** BEGIN **

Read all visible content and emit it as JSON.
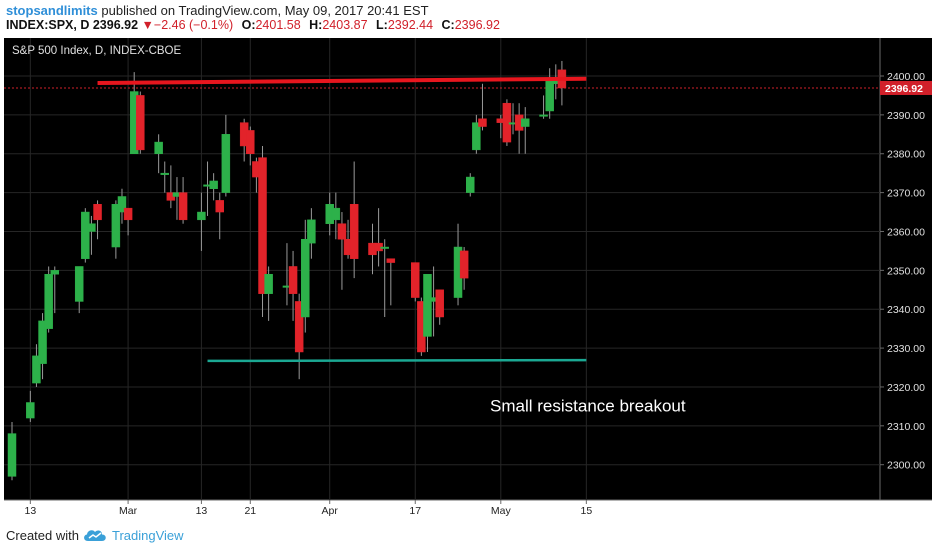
{
  "header": {
    "author": "stopsandlimits",
    "published_text": "published on TradingView.com, May 09, 2017 20:41 EST",
    "symbol": "INDEX:SPX, D",
    "last_price": "2396.92",
    "change_arrow": "▼",
    "change_text": "−2.46 (−0.1%)",
    "o_label": "O:",
    "o_value": "2401.58",
    "h_label": "H:",
    "h_value": "2403.87",
    "l_label": "L:",
    "l_value": "2392.44",
    "c_label": "C:",
    "c_value": "2396.92"
  },
  "footer": {
    "created_with": "Created with",
    "brand": "TradingView"
  },
  "colors": {
    "background": "#000000",
    "up": "#2db14a",
    "down": "#e2232a",
    "resistance": "#e8161e",
    "support": "#1ba893",
    "price_tag": "#d1202a",
    "axis_text": "#e0e0e0"
  },
  "chart_data": {
    "type": "candlestick",
    "title": "S&P 500 Index, D, INDEX-CBOE",
    "ylim": [
      2290,
      2405
    ],
    "grid": true,
    "y_ticks": [
      "2300.00",
      "2310.00",
      "2320.00",
      "2330.00",
      "2340.00",
      "2350.00",
      "2360.00",
      "2370.00",
      "2380.00",
      "2390.00",
      "2400.00"
    ],
    "x_ticks": [
      {
        "date": "2017-02-13",
        "label": "13"
      },
      {
        "date": "2017-03-01",
        "label": "Mar"
      },
      {
        "date": "2017-03-13",
        "label": "13"
      },
      {
        "date": "2017-03-21",
        "label": "21"
      },
      {
        "date": "2017-04-03",
        "label": "Apr"
      },
      {
        "date": "2017-04-17",
        "label": "17"
      },
      {
        "date": "2017-05-01",
        "label": "May"
      },
      {
        "date": "2017-05-15",
        "label": "15"
      }
    ],
    "last_price_tag": "2396.92",
    "candles": [
      {
        "date": "2017-02-10",
        "open": 2297.0,
        "high": 2311.0,
        "low": 2296.0,
        "close": 2308.0
      },
      {
        "date": "2017-02-13",
        "open": 2312.0,
        "high": 2319.0,
        "low": 2311.0,
        "close": 2316.0
      },
      {
        "date": "2017-02-14",
        "open": 2321.0,
        "high": 2331.0,
        "low": 2320.0,
        "close": 2328.0
      },
      {
        "date": "2017-02-15",
        "open": 2326.0,
        "high": 2339.0,
        "low": 2322.0,
        "close": 2337.0
      },
      {
        "date": "2017-02-16",
        "open": 2335.0,
        "high": 2351.0,
        "low": 2334.0,
        "close": 2349.0
      },
      {
        "date": "2017-02-17",
        "open": 2349.0,
        "high": 2351.0,
        "low": 2339.0,
        "close": 2350.0
      },
      {
        "date": "2017-02-21",
        "open": 2342.0,
        "high": 2351.0,
        "low": 2339.0,
        "close": 2351.0
      },
      {
        "date": "2017-02-22",
        "open": 2353.0,
        "high": 2366.0,
        "low": 2352.0,
        "close": 2365.0
      },
      {
        "date": "2017-02-23",
        "open": 2360.0,
        "high": 2364.0,
        "low": 2354.0,
        "close": 2362.0
      },
      {
        "date": "2017-02-24",
        "open": 2367.0,
        "high": 2368.0,
        "low": 2358.0,
        "close": 2363.0
      },
      {
        "date": "2017-02-27",
        "open": 2356.0,
        "high": 2368.0,
        "low": 2353.0,
        "close": 2367.0
      },
      {
        "date": "2017-02-28",
        "open": 2365.0,
        "high": 2371.0,
        "low": 2362.0,
        "close": 2369.0
      },
      {
        "date": "2017-03-01",
        "open": 2366.0,
        "high": 2366.0,
        "low": 2359.0,
        "close": 2363.0
      },
      {
        "date": "2017-03-02",
        "open": 2380.0,
        "high": 2401.0,
        "low": 2380.0,
        "close": 2396.0
      },
      {
        "date": "2017-03-03",
        "open": 2395.0,
        "high": 2396.0,
        "low": 2380.0,
        "close": 2381.0
      },
      {
        "date": "2017-03-06",
        "open": 2380.0,
        "high": 2385.0,
        "low": 2375.0,
        "close": 2383.0
      },
      {
        "date": "2017-03-07",
        "open": 2375.0,
        "high": 2378.0,
        "low": 2370.0,
        "close": 2375.0
      },
      {
        "date": "2017-03-08",
        "open": 2370.0,
        "high": 2377.0,
        "low": 2366.0,
        "close": 2368.0
      },
      {
        "date": "2017-03-09",
        "open": 2369.0,
        "high": 2374.0,
        "low": 2363.0,
        "close": 2370.0
      },
      {
        "date": "2017-03-10",
        "open": 2370.0,
        "high": 2374.0,
        "low": 2362.0,
        "close": 2363.0
      },
      {
        "date": "2017-03-13",
        "open": 2363.0,
        "high": 2370.0,
        "low": 2355.0,
        "close": 2365.0
      },
      {
        "date": "2017-03-14",
        "open": 2372.0,
        "high": 2378.0,
        "low": 2364.0,
        "close": 2372.0
      },
      {
        "date": "2017-03-15",
        "open": 2371.0,
        "high": 2375.0,
        "low": 2368.0,
        "close": 2373.0
      },
      {
        "date": "2017-03-16",
        "open": 2368.0,
        "high": 2370.0,
        "low": 2358.0,
        "close": 2365.0
      },
      {
        "date": "2017-03-17",
        "open": 2370.0,
        "high": 2390.0,
        "low": 2369.0,
        "close": 2385.0
      },
      {
        "date": "2017-03-20",
        "open": 2388.0,
        "high": 2389.0,
        "low": 2378.0,
        "close": 2382.0
      },
      {
        "date": "2017-03-21",
        "open": 2386.0,
        "high": 2387.0,
        "low": 2377.0,
        "close": 2380.0
      },
      {
        "date": "2017-03-22",
        "open": 2378.0,
        "high": 2379.0,
        "low": 2370.0,
        "close": 2374.0
      },
      {
        "date": "2017-03-23",
        "open": 2379.0,
        "high": 2382.0,
        "low": 2338.0,
        "close": 2344.0
      },
      {
        "date": "2017-03-24",
        "open": 2344.0,
        "high": 2351.0,
        "low": 2337.0,
        "close": 2349.0
      },
      {
        "date": "2017-03-27",
        "open": 2346.0,
        "high": 2357.0,
        "low": 2341.0,
        "close": 2346.0
      },
      {
        "date": "2017-03-28",
        "open": 2351.0,
        "high": 2355.0,
        "low": 2337.0,
        "close": 2344.0
      },
      {
        "date": "2017-03-29",
        "open": 2342.0,
        "high": 2344.0,
        "low": 2322.0,
        "close": 2329.0
      },
      {
        "date": "2017-03-30",
        "open": 2338.0,
        "high": 2363.0,
        "low": 2334.0,
        "close": 2358.0
      },
      {
        "date": "2017-03-31",
        "open": 2357.0,
        "high": 2366.0,
        "low": 2353.0,
        "close": 2363.0
      },
      {
        "date": "2017-04-03",
        "open": 2362.0,
        "high": 2370.0,
        "low": 2359.0,
        "close": 2367.0
      },
      {
        "date": "2017-04-04",
        "open": 2363.0,
        "high": 2370.0,
        "low": 2358.0,
        "close": 2366.0
      },
      {
        "date": "2017-04-05",
        "open": 2362.0,
        "high": 2365.0,
        "low": 2345.0,
        "close": 2358.0
      },
      {
        "date": "2017-04-06",
        "open": 2358.0,
        "high": 2363.0,
        "low": 2353.0,
        "close": 2354.0
      },
      {
        "date": "2017-04-07",
        "open": 2367.0,
        "high": 2378.0,
        "low": 2348.0,
        "close": 2353.0
      },
      {
        "date": "2017-04-10",
        "open": 2357.0,
        "high": 2362.0,
        "low": 2349.0,
        "close": 2354.0
      },
      {
        "date": "2017-04-11",
        "open": 2357.0,
        "high": 2366.0,
        "low": 2351.0,
        "close": 2355.0
      },
      {
        "date": "2017-04-12",
        "open": 2356.0,
        "high": 2358.0,
        "low": 2338.0,
        "close": 2356.0
      },
      {
        "date": "2017-04-13",
        "open": 2353.0,
        "high": 2353.0,
        "low": 2341.0,
        "close": 2352.0
      },
      {
        "date": "2017-04-17",
        "open": 2352.0,
        "high": 2352.0,
        "low": 2342.0,
        "close": 2343.0
      },
      {
        "date": "2017-04-18",
        "open": 2342.0,
        "high": 2343.0,
        "low": 2328.0,
        "close": 2329.0
      },
      {
        "date": "2017-04-19",
        "open": 2333.0,
        "high": 2348.0,
        "low": 2329.0,
        "close": 2349.0
      },
      {
        "date": "2017-04-20",
        "open": 2342.0,
        "high": 2351.0,
        "low": 2333.0,
        "close": 2343.0
      },
      {
        "date": "2017-04-21",
        "open": 2345.0,
        "high": 2345.0,
        "low": 2336.0,
        "close": 2338.0
      },
      {
        "date": "2017-04-24",
        "open": 2343.0,
        "high": 2362.0,
        "low": 2341.0,
        "close": 2356.0
      },
      {
        "date": "2017-04-25",
        "open": 2355.0,
        "high": 2356.0,
        "low": 2345.0,
        "close": 2348.0
      },
      {
        "date": "2017-04-26",
        "open": 2370.0,
        "high": 2375.0,
        "low": 2369.0,
        "close": 2374.0
      },
      {
        "date": "2017-04-27",
        "open": 2381.0,
        "high": 2390.0,
        "low": 2380.0,
        "close": 2388.0
      },
      {
        "date": "2017-04-28",
        "open": 2389.0,
        "high": 2398.0,
        "low": 2386.0,
        "close": 2387.0
      },
      {
        "date": "2017-05-01",
        "open": 2389.0,
        "high": 2390.0,
        "low": 2384.0,
        "close": 2388.0
      },
      {
        "date": "2017-05-02",
        "open": 2393.0,
        "high": 2394.0,
        "low": 2382.0,
        "close": 2383.0
      },
      {
        "date": "2017-05-03",
        "open": 2388.0,
        "high": 2393.0,
        "low": 2385.0,
        "close": 2388.0
      },
      {
        "date": "2017-05-04",
        "open": 2390.0,
        "high": 2393.0,
        "low": 2380.0,
        "close": 2386.0
      },
      {
        "date": "2017-05-05",
        "open": 2387.0,
        "high": 2392.0,
        "low": 2380.0,
        "close": 2389.0
      },
      {
        "date": "2017-05-08",
        "open": 2390.0,
        "high": 2395.0,
        "low": 2389.0,
        "close": 2390.0
      },
      {
        "date": "2017-05-09",
        "open": 2391.0,
        "high": 2402.0,
        "low": 2389.0,
        "close": 2399.0
      },
      {
        "date": "2017-05-10",
        "open": 2398.0,
        "high": 2403.0,
        "low": 2394.0,
        "close": 2399.0
      },
      {
        "date": "2017-05-11",
        "open": 2401.58,
        "high": 2403.87,
        "low": 2392.44,
        "close": 2396.92
      }
    ],
    "lines": [
      {
        "name": "resistance",
        "start": {
          "date": "2017-02-24",
          "value": 2398.2
        },
        "end": {
          "date": "2017-05-15",
          "value": 2399.3
        }
      },
      {
        "name": "support",
        "start": {
          "date": "2017-03-14",
          "value": 2326.7
        },
        "end": {
          "date": "2017-05-15",
          "value": 2326.9
        }
      }
    ],
    "annotations": [
      {
        "text": "Small resistance breakout",
        "date": "2017-04-24",
        "value": 2315.0
      }
    ]
  }
}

** END **

=== Short exercise ===
Exactly how many lines of the listing above contain the string "TradingView"? Give no more than the number.

=== Exercise response ===
2